• WORK INSTRUCTIONS: Copy each line below exactly and leave the pictures out.

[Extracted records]

++++++++++++++++++++

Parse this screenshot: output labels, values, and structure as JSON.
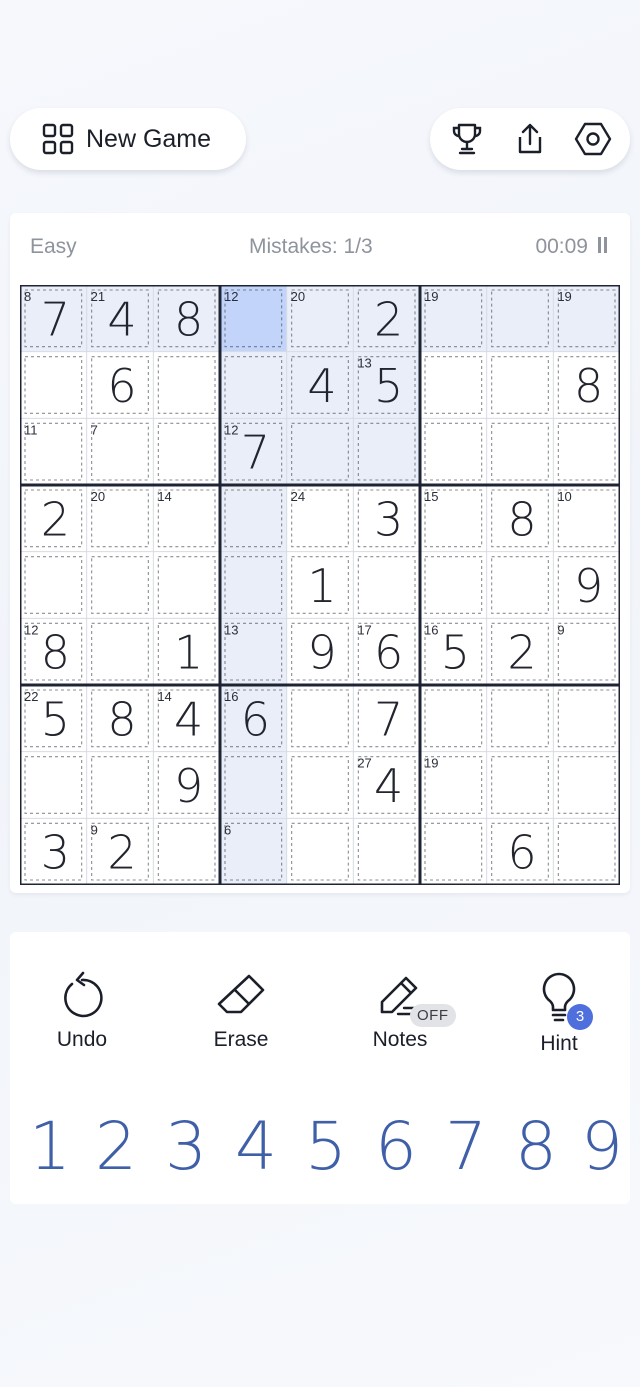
{
  "header": {
    "new_game_label": "New Game",
    "icons": [
      "grid-icon",
      "trophy-icon",
      "share-icon",
      "settings-icon"
    ]
  },
  "status": {
    "difficulty": "Easy",
    "mistakes": "Mistakes: 1/3",
    "timer": "00:09"
  },
  "board": {
    "digits": [
      [
        "7",
        "4",
        "8",
        "",
        "",
        "2",
        "",
        "",
        ""
      ],
      [
        "",
        "6",
        "",
        "",
        "4",
        "5",
        "",
        "",
        "8"
      ],
      [
        "",
        "",
        "",
        "7",
        "",
        "",
        "",
        "",
        ""
      ],
      [
        "2",
        "",
        "",
        "",
        "",
        "3",
        "",
        "8",
        ""
      ],
      [
        "",
        "",
        "",
        "",
        "1",
        "",
        "",
        "",
        "9"
      ],
      [
        "8",
        "",
        "1",
        "",
        "9",
        "6",
        "5",
        "2",
        ""
      ],
      [
        "5",
        "8",
        "4",
        "6",
        "",
        "7",
        "",
        "",
        ""
      ],
      [
        "",
        "",
        "9",
        "",
        "",
        "4",
        "",
        "",
        ""
      ],
      [
        "3",
        "2",
        "",
        "",
        "",
        "",
        "",
        "6",
        ""
      ]
    ],
    "cage_sums": [
      {
        "r": 0,
        "c": 0,
        "v": "8"
      },
      {
        "r": 0,
        "c": 1,
        "v": "21"
      },
      {
        "r": 0,
        "c": 3,
        "v": "12"
      },
      {
        "r": 0,
        "c": 4,
        "v": "20"
      },
      {
        "r": 0,
        "c": 6,
        "v": "19"
      },
      {
        "r": 0,
        "c": 8,
        "v": "19"
      },
      {
        "r": 1,
        "c": 5,
        "v": "13"
      },
      {
        "r": 2,
        "c": 0,
        "v": "11"
      },
      {
        "r": 2,
        "c": 1,
        "v": "7"
      },
      {
        "r": 2,
        "c": 3,
        "v": "12"
      },
      {
        "r": 3,
        "c": 1,
        "v": "20"
      },
      {
        "r": 3,
        "c": 2,
        "v": "14"
      },
      {
        "r": 3,
        "c": 4,
        "v": "24"
      },
      {
        "r": 3,
        "c": 6,
        "v": "15"
      },
      {
        "r": 3,
        "c": 8,
        "v": "10"
      },
      {
        "r": 5,
        "c": 0,
        "v": "12"
      },
      {
        "r": 5,
        "c": 3,
        "v": "13"
      },
      {
        "r": 5,
        "c": 5,
        "v": "17"
      },
      {
        "r": 5,
        "c": 6,
        "v": "16"
      },
      {
        "r": 5,
        "c": 8,
        "v": "9"
      },
      {
        "r": 6,
        "c": 0,
        "v": "22"
      },
      {
        "r": 6,
        "c": 2,
        "v": "14"
      },
      {
        "r": 6,
        "c": 3,
        "v": "16"
      },
      {
        "r": 7,
        "c": 5,
        "v": "27"
      },
      {
        "r": 7,
        "c": 6,
        "v": "19"
      },
      {
        "r": 8,
        "c": 1,
        "v": "9"
      },
      {
        "r": 8,
        "c": 3,
        "v": "6"
      }
    ],
    "selected": {
      "row": 0,
      "col": 3
    },
    "colors": {
      "selected": "#c3d4fb",
      "related": "#eaeef8",
      "digit": "#22252d",
      "thick_line": "#1f2435",
      "thin_line": "#d7dbe3"
    }
  },
  "tools": [
    {
      "label": "Undo",
      "icon": "undo-icon"
    },
    {
      "label": "Erase",
      "icon": "eraser-icon"
    },
    {
      "label": "Notes",
      "icon": "pencil-icon",
      "badge": "OFF"
    },
    {
      "label": "Hint",
      "icon": "lightbulb-icon",
      "badge": "3"
    }
  ],
  "numpad": [
    "1",
    "2",
    "3",
    "4",
    "5",
    "6",
    "7",
    "8",
    "9"
  ]
}
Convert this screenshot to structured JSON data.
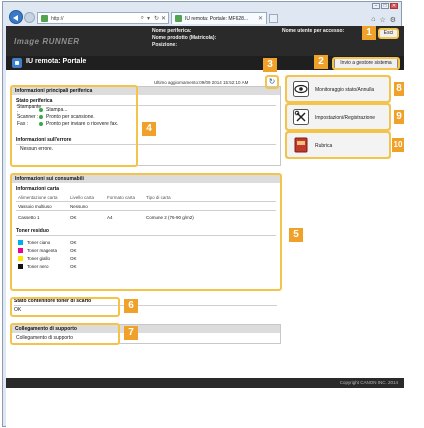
{
  "browser": {
    "url": "http://",
    "address_icons": {
      "search": "⌕",
      "separator": "▾",
      "refresh": "↻",
      "stop": "✕"
    },
    "tab_title": "IU remota: Portale: MF628...",
    "window_controls": [
      "–",
      "□",
      "✕"
    ],
    "toolbar_icons": [
      "home-icon",
      "star-icon",
      "gear-icon"
    ]
  },
  "header": {
    "logo": "Image RUNNER",
    "device_name_label": "Nome periferica:",
    "device_name_value": "",
    "product_label": "Nome prodotto (Matricola):",
    "product_value": "",
    "position_label": "Posizione:",
    "user_label": "Nome utente per accesso:",
    "exit_label": "Esci",
    "page_title": "IU remota: Portale",
    "mgmt_button": "Invio a gestore sistema"
  },
  "updated": "Ultimo aggiornamento:09/09 2014 15:52:10 AM",
  "device_info": {
    "title": "Informazioni principali periferica",
    "status_title": "Stato periferica",
    "status_rows": [
      {
        "key": "Stampante :",
        "value": "Stampa..."
      },
      {
        "key": "Scanner :",
        "value": "Pronto per scansione."
      },
      {
        "key": "Fax :",
        "value": "Pronto per inviare o ricevere fax."
      }
    ],
    "error_title": "Informazioni sull'errore",
    "error_value": "Nessun errore."
  },
  "consumables": {
    "title": "Informazioni sui consumabili",
    "paper_title": "Informazioni carta",
    "columns": [
      "Alimentazione carta",
      "Livello carta",
      "Formato carta",
      "Tipo di carta"
    ],
    "rows": [
      [
        "Vassoio multiuso",
        "Nessuno",
        "",
        ""
      ],
      [
        "Cassetto 1",
        "OK",
        "A4",
        "Comune 2 (76-90 g/m2)"
      ]
    ],
    "toner_title": "Toner residuo",
    "toners": [
      {
        "name": "Toner ciano",
        "status": "OK",
        "color": "#00aeef"
      },
      {
        "name": "Toner magenta",
        "status": "OK",
        "color": "#ec008c"
      },
      {
        "name": "Toner giallo",
        "status": "OK",
        "color": "#ffe600"
      },
      {
        "name": "Toner nero",
        "status": "OK",
        "color": "#111111"
      }
    ]
  },
  "waste": {
    "title": "Stato contenitore toner di scarto",
    "value": "OK"
  },
  "support": {
    "title": "Collegamento di supporto",
    "value": "Collegamento di supporto"
  },
  "side_buttons": [
    {
      "label": "Monitoraggio stato/Annulla",
      "icon": "eye-icon"
    },
    {
      "label": "Impostazioni/Registrazione",
      "icon": "tools-icon"
    },
    {
      "label": "Rubrica",
      "icon": "address-book-icon"
    }
  ],
  "callouts": [
    "1",
    "2",
    "3",
    "4",
    "5",
    "6",
    "7",
    "8",
    "9",
    "10"
  ],
  "footer": "Copyright CANON INC. 2014",
  "colors": {
    "accent": "#f0a12a",
    "highlight": "#f4c34a",
    "header_bg": "#2a2a2a",
    "ok_dot": "#39a84a"
  }
}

++++++++++++++++++++

• CORRECT OUTPUT:
Parse this screenshot: output labels, values, and structure as JSON.
{
  "header": {
    "new_game_label": "New Game",
    "icons": [
      "grid-icon",
      "trophy-icon",
      "share-icon",
      "settings-icon"
    ]
  },
  "status": {
    "difficulty": "Easy",
    "mistakes": "Mistakes: 1/3",
    "timer": "00:09"
  },
  "board": {
    "digits": [
      [
        "7",
        "4",
        "8",
        "",
        "",
        "2",
        "",
        "",
        ""
      ],
      [
        "",
        "6",
        "",
        "",
        "4",
        "5",
        "",
        "",
        "8"
      ],
      [
        "",
        "",
        "",
        "7",
        "",
        "",
        "",
        "",
        ""
      ],
      [
        "2",
        "",
        "",
        "",
        "",
        "3",
        "",
        "8",
        ""
      ],
      [
        "",
        "",
        "",
        "",
        "1",
        "",
        "",
        "",
        "9"
      ],
      [
        "8",
        "",
        "1",
        "",
        "9",
        "6",
        "5",
        "2",
        ""
      ],
      [
        "5",
        "8",
        "4",
        "6",
        "",
        "7",
        "",
        "",
        ""
      ],
      [
        "",
        "",
        "9",
        "",
        "",
        "4",
        "",
        "",
        ""
      ],
      [
        "3",
        "2",
        "",
        "",
        "",
        "",
        "",
        "6",
        ""
      ]
    ],
    "cage_sums": [
      {
        "r": 0,
        "c": 0,
        "v": "8"
      },
      {
        "r": 0,
        "c": 1,
        "v": "21"
      },
      {
        "r": 0,
        "c": 3,
        "v": "12"
      },
      {
        "r": 0,
        "c": 4,
        "v": "20"
      },
      {
        "r": 0,
        "c": 6,
        "v": "19"
      },
      {
        "r": 0,
        "c": 8,
        "v": "19"
      },
      {
        "r": 1,
        "c": 5,
        "v": "13"
      },
      {
        "r": 2,
        "c": 0,
        "v": "11"
      },
      {
        "r": 2,
        "c": 1,
        "v": "7"
      },
      {
        "r": 2,
        "c": 3,
        "v": "12"
      },
      {
        "r": 3,
        "c": 1,
        "v": "20"
      },
      {
        "r": 3,
        "c": 2,
        "v": "14"
      },
      {
        "r": 3,
        "c": 4,
        "v": "24"
      },
      {
        "r": 3,
        "c": 6,
        "v": "15"
      },
      {
        "r": 3,
        "c": 8,
        "v": "10"
      },
      {
        "r": 5,
        "c": 0,
        "v": "12"
      },
      {
        "r": 5,
        "c": 3,
        "v": "13"
      },
      {
        "r": 5,
        "c": 5,
        "v": "17"
      },
      {
        "r": 5,
        "c": 6,
        "v": "16"
      },
      {
        "r": 5,
        "c": 8,
        "v": "9"
      },
      {
        "r": 6,
        "c": 0,
        "v": "22"
      },
      {
        "r": 6,
        "c": 2,
        "v": "14"
      },
      {
        "r": 6,
        "c": 3,
        "v": "16"
      },
      {
        "r": 7,
        "c": 5,
        "v": "27"
      },
      {
        "r": 7,
        "c": 6,
        "v": "19"
      },
      {
        "r": 8,
        "c": 1,
        "v": "9"
      },
      {
        "r": 8,
        "c": 3,
        "v": "6"
      }
    ],
    "selected": {
      "row": 0,
      "col": 3
    },
    "colors": {
      "selected": "#c3d4fb",
      "related": "#eaeef8",
      "digit": "#22252d",
      "thick_line": "#1f2435",
      "thin_line": "#d7dbe3"
    }
  },
  "tools": [
    {
      "label": "Undo",
      "icon": "undo-icon"
    },
    {
      "label": "Erase",
      "icon": "eraser-icon"
    },
    {
      "label": "Notes",
      "icon": "pencil-icon",
      "badge": "OFF"
    },
    {
      "label": "Hint",
      "icon": "lightbulb-icon",
      "badge": "3"
    }
  ],
  "numpad": [
    "1",
    "2",
    "3",
    "4",
    "5",
    "6",
    "7",
    "8",
    "9"
  ]
}
Convert this screenshot to structured JSON data.
{
  "browser": {
    "url": "http://",
    "address_icons": {
      "search": "⌕",
      "separator": "▾",
      "refresh": "↻",
      "stop": "✕"
    },
    "tab_title": "IU remota: Portale: MF628...",
    "window_controls": [
      "–",
      "□",
      "✕"
    ],
    "toolbar_icons": [
      "home-icon",
      "star-icon",
      "gear-icon"
    ]
  },
  "header": {
    "logo": "Image RUNNER",
    "device_name_label": "Nome periferica:",
    "device_name_value": "",
    "product_label": "Nome prodotto (Matricola):",
    "product_value": "",
    "position_label": "Posizione:",
    "user_label": "Nome utente per accesso:",
    "exit_label": "Esci",
    "page_title": "IU remota: Portale",
    "mgmt_button": "Invio a gestore sistema"
  },
  "updated": "Ultimo aggiornamento:09/09 2014 15:52:10 AM",
  "device_info": {
    "title": "Informazioni principali periferica",
    "status_title": "Stato periferica",
    "status_rows": [
      {
        "key": "Stampante :",
        "value": "Stampa..."
      },
      {
        "key": "Scanner :",
        "value": "Pronto per scansione."
      },
      {
        "key": "Fax :",
        "value": "Pronto per inviare o ricevere fax."
      }
    ],
    "error_title": "Informazioni sull'errore",
    "error_value": "Nessun errore."
  },
  "consumables": {
    "title": "Informazioni sui consumabili",
    "paper_title": "Informazioni carta",
    "columns": [
      "Alimentazione carta",
      "Livello carta",
      "Formato carta",
      "Tipo di carta"
    ],
    "rows": [
      [
        "Vassoio multiuso",
        "Nessuno",
        "",
        ""
      ],
      [
        "Cassetto 1",
        "OK",
        "A4",
        "Comune 2 (76-90 g/m2)"
      ]
    ],
    "toner_title": "Toner residuo",
    "toners": [
      {
        "name": "Toner ciano",
        "status": "OK",
        "color": "#00aeef"
      },
      {
        "name": "Toner magenta",
        "status": "OK",
        "color": "#ec008c"
      },
      {
        "name": "Toner giallo",
        "status": "OK",
        "color": "#ffe600"
      },
      {
        "name": "Toner nero",
        "status": "OK",
        "color": "#111111"
      }
    ]
  },
  "waste": {
    "title": "Stato contenitore toner di scarto",
    "value": "OK"
  },
  "support": {
    "title": "Collegamento di supporto",
    "value": "Collegamento di supporto"
  },
  "side_buttons": [
    {
      "label": "Monitoraggio stato/Annulla",
      "icon": "eye-icon"
    },
    {
      "label": "Impostazioni/Registrazione",
      "icon": "tools-icon"
    },
    {
      "label": "Rubrica",
      "icon": "address-book-icon"
    }
  ],
  "callouts": [
    "1",
    "2",
    "3",
    "4",
    "5",
    "6",
    "7",
    "8",
    "9",
    "10"
  ],
  "footer": "Copyright CANON INC. 2014",
  "colors": {
    "accent": "#f0a12a",
    "highlight": "#f4c34a",
    "header_bg": "#2a2a2a",
    "ok_dot": "#39a84a"
  }
}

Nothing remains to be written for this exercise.